• DATASET ENTRIES:
⟨
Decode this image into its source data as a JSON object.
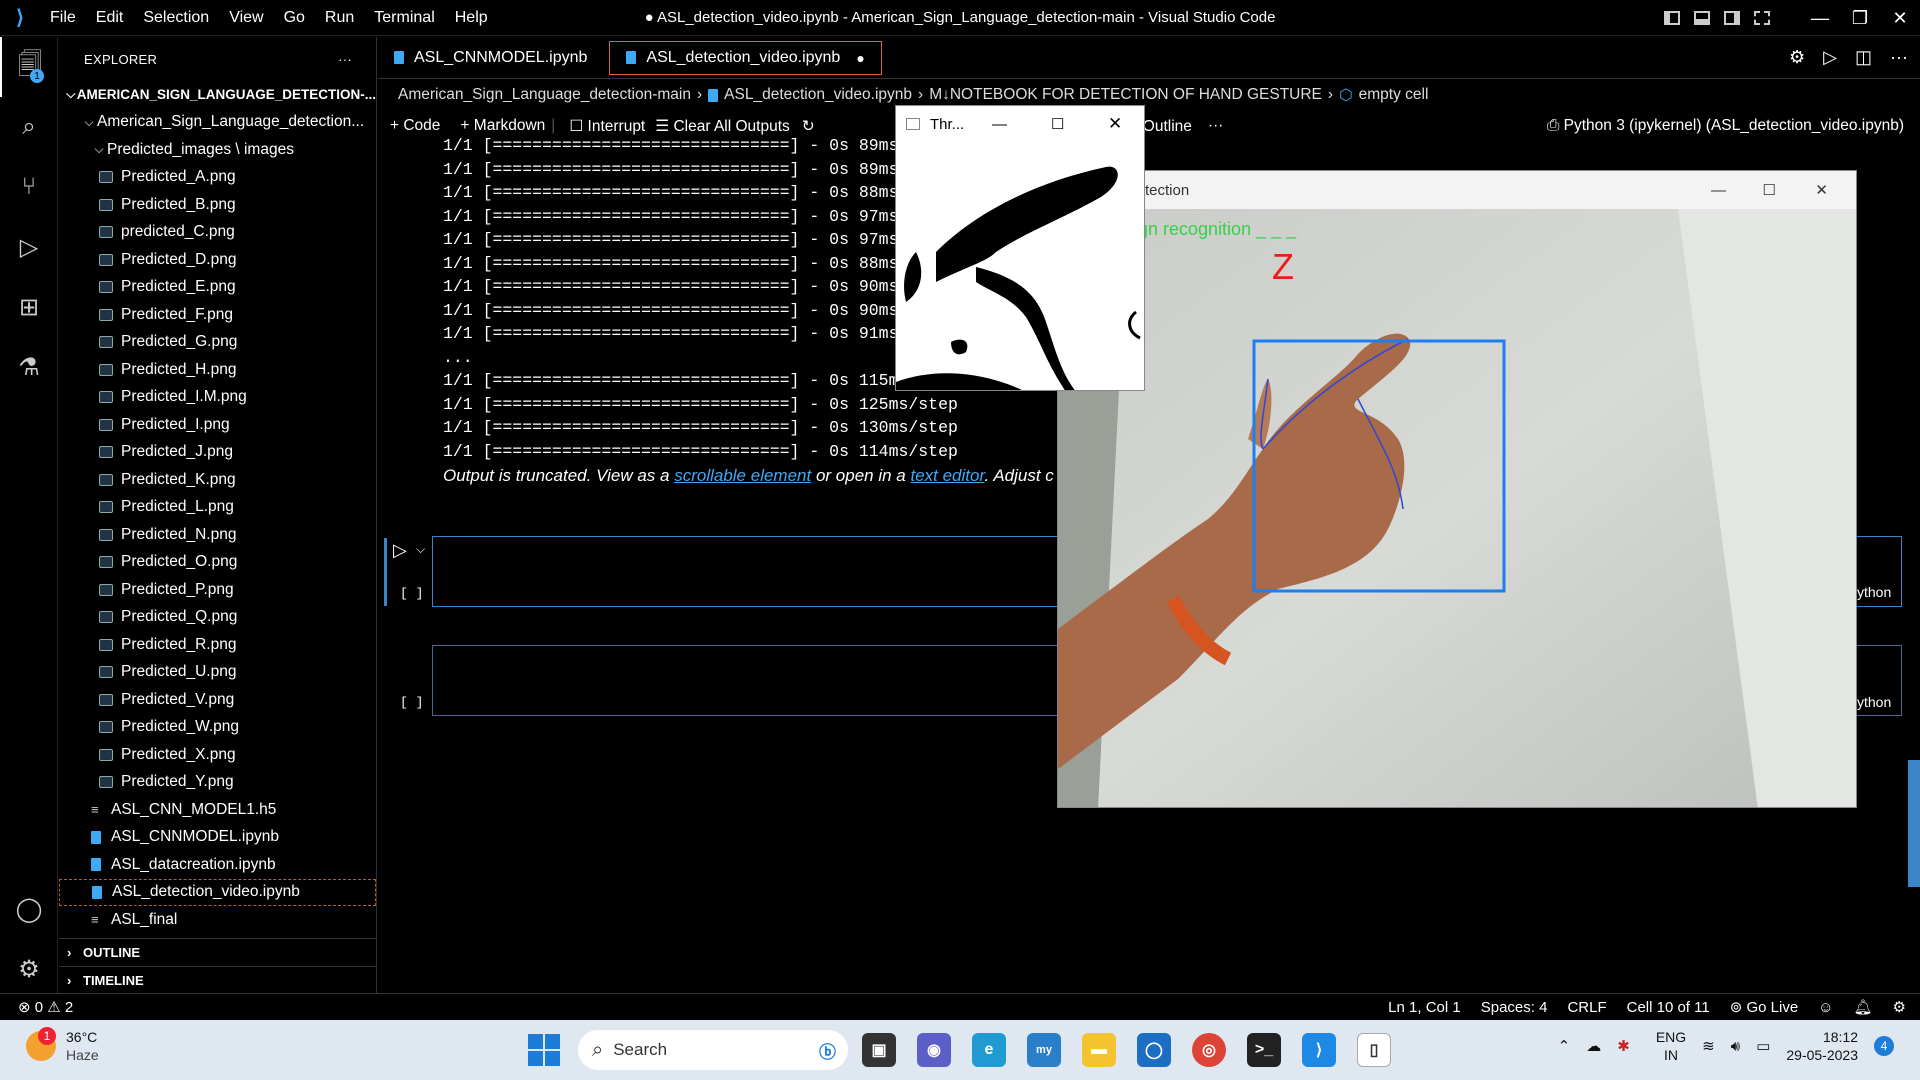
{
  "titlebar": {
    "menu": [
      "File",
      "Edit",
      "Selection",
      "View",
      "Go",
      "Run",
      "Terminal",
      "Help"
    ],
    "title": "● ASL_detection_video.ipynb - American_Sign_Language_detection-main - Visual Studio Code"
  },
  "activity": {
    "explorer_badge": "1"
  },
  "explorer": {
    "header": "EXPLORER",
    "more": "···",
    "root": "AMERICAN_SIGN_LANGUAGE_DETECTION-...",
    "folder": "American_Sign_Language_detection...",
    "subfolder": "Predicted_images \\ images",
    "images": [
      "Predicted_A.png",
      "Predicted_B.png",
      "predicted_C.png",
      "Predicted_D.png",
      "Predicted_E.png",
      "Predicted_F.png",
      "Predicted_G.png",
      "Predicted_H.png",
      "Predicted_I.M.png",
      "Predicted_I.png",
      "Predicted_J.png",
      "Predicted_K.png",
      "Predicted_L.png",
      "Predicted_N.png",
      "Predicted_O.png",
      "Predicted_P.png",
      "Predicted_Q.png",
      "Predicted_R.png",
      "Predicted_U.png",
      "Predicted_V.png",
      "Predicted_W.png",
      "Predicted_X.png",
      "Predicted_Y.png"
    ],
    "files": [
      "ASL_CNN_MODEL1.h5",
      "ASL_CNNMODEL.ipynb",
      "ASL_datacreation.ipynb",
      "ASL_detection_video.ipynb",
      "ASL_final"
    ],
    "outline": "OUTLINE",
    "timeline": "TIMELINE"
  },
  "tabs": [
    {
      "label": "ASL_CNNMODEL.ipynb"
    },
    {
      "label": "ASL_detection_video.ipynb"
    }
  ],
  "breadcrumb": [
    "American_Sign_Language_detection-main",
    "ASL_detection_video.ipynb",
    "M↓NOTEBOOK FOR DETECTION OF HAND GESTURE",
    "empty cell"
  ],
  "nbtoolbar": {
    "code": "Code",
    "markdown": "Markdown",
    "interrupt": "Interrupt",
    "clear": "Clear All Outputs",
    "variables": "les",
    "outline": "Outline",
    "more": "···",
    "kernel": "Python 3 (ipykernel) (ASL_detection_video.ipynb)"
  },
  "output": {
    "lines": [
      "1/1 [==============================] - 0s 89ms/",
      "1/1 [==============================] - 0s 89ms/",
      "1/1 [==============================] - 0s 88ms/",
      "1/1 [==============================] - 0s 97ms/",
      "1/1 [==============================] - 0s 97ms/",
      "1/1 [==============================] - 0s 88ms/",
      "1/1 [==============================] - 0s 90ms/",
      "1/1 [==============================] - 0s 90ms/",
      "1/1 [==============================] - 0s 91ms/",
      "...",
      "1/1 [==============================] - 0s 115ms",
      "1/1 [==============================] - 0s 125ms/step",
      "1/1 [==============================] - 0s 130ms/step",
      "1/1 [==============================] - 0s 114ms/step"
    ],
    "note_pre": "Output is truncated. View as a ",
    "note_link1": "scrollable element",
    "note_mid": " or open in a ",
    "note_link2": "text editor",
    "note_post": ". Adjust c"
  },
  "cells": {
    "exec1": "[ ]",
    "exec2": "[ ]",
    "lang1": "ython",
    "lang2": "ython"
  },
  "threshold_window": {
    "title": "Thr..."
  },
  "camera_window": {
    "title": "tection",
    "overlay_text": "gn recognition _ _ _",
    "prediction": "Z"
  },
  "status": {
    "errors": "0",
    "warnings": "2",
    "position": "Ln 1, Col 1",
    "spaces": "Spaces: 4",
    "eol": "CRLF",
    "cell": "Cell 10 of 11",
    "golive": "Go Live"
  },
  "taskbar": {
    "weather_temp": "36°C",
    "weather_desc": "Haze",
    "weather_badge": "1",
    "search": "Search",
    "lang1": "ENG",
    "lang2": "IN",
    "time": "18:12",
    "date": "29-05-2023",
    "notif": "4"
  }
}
⟩
• SHORT TASK:
Give back the whole listing as it stands, minus its pictures.

• RESULT OF THIS TASK:
Decode this image into its source data as a JSON object.
{
  "titlebar": {
    "menu": [
      "File",
      "Edit",
      "Selection",
      "View",
      "Go",
      "Run",
      "Terminal",
      "Help"
    ],
    "title": "● ASL_detection_video.ipynb - American_Sign_Language_detection-main - Visual Studio Code"
  },
  "activity": {
    "explorer_badge": "1"
  },
  "explorer": {
    "header": "EXPLORER",
    "more": "···",
    "root": "AMERICAN_SIGN_LANGUAGE_DETECTION-...",
    "folder": "American_Sign_Language_detection...",
    "subfolder": "Predicted_images \\ images",
    "images": [
      "Predicted_A.png",
      "Predicted_B.png",
      "predicted_C.png",
      "Predicted_D.png",
      "Predicted_E.png",
      "Predicted_F.png",
      "Predicted_G.png",
      "Predicted_H.png",
      "Predicted_I.M.png",
      "Predicted_I.png",
      "Predicted_J.png",
      "Predicted_K.png",
      "Predicted_L.png",
      "Predicted_N.png",
      "Predicted_O.png",
      "Predicted_P.png",
      "Predicted_Q.png",
      "Predicted_R.png",
      "Predicted_U.png",
      "Predicted_V.png",
      "Predicted_W.png",
      "Predicted_X.png",
      "Predicted_Y.png"
    ],
    "files": [
      "ASL_CNN_MODEL1.h5",
      "ASL_CNNMODEL.ipynb",
      "ASL_datacreation.ipynb",
      "ASL_detection_video.ipynb",
      "ASL_final"
    ],
    "outline": "OUTLINE",
    "timeline": "TIMELINE"
  },
  "tabs": [
    {
      "label": "ASL_CNNMODEL.ipynb"
    },
    {
      "label": "ASL_detection_video.ipynb"
    }
  ],
  "breadcrumb": [
    "American_Sign_Language_detection-main",
    "ASL_detection_video.ipynb",
    "M↓NOTEBOOK FOR DETECTION OF HAND GESTURE",
    "empty cell"
  ],
  "nbtoolbar": {
    "code": "Code",
    "markdown": "Markdown",
    "interrupt": "Interrupt",
    "clear": "Clear All Outputs",
    "variables": "les",
    "outline": "Outline",
    "more": "···",
    "kernel": "Python 3 (ipykernel) (ASL_detection_video.ipynb)"
  },
  "output": {
    "lines": [
      "1/1 [==============================] - 0s 89ms/",
      "1/1 [==============================] - 0s 89ms/",
      "1/1 [==============================] - 0s 88ms/",
      "1/1 [==============================] - 0s 97ms/",
      "1/1 [==============================] - 0s 97ms/",
      "1/1 [==============================] - 0s 88ms/",
      "1/1 [==============================] - 0s 90ms/",
      "1/1 [==============================] - 0s 90ms/",
      "1/1 [==============================] - 0s 91ms/",
      "...",
      "1/1 [==============================] - 0s 115ms",
      "1/1 [==============================] - 0s 125ms/step",
      "1/1 [==============================] - 0s 130ms/step",
      "1/1 [==============================] - 0s 114ms/step"
    ],
    "note_pre": "Output is truncated. View as a ",
    "note_link1": "scrollable element",
    "note_mid": " or open in a ",
    "note_link2": "text editor",
    "note_post": ". Adjust c"
  },
  "cells": {
    "exec1": "[ ]",
    "exec2": "[ ]",
    "lang1": "ython",
    "lang2": "ython"
  },
  "threshold_window": {
    "title": "Thr..."
  },
  "camera_window": {
    "title": "tection",
    "overlay_text": "gn recognition _ _ _",
    "prediction": "Z"
  },
  "status": {
    "errors": "0",
    "warnings": "2",
    "position": "Ln 1, Col 1",
    "spaces": "Spaces: 4",
    "eol": "CRLF",
    "cell": "Cell 10 of 11",
    "golive": "Go Live"
  },
  "taskbar": {
    "weather_temp": "36°C",
    "weather_desc": "Haze",
    "weather_badge": "1",
    "search": "Search",
    "lang1": "ENG",
    "lang2": "IN",
    "time": "18:12",
    "date": "29-05-2023",
    "notif": "4"
  }
}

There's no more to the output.